• TASK INSTRUCTIONS
Count every line in the data below where "Grupo" occurs, then state that number and nothing more.

Data listing
════

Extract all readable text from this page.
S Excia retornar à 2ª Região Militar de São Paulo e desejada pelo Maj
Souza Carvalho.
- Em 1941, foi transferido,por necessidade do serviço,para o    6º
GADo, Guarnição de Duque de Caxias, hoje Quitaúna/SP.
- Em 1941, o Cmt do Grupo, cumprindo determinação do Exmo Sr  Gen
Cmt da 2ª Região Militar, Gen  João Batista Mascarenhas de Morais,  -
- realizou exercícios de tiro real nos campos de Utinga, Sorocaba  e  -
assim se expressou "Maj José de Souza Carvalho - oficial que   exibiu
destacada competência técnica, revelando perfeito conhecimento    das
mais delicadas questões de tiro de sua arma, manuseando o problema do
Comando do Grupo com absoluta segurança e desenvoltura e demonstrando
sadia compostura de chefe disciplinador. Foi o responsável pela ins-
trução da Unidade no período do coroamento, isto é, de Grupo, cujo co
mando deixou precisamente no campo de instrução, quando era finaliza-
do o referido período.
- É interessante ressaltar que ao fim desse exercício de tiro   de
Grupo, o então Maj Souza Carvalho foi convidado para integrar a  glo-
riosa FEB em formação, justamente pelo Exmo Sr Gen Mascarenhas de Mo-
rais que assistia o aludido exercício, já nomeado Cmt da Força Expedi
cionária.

════

• EXERCISE ANSWER
4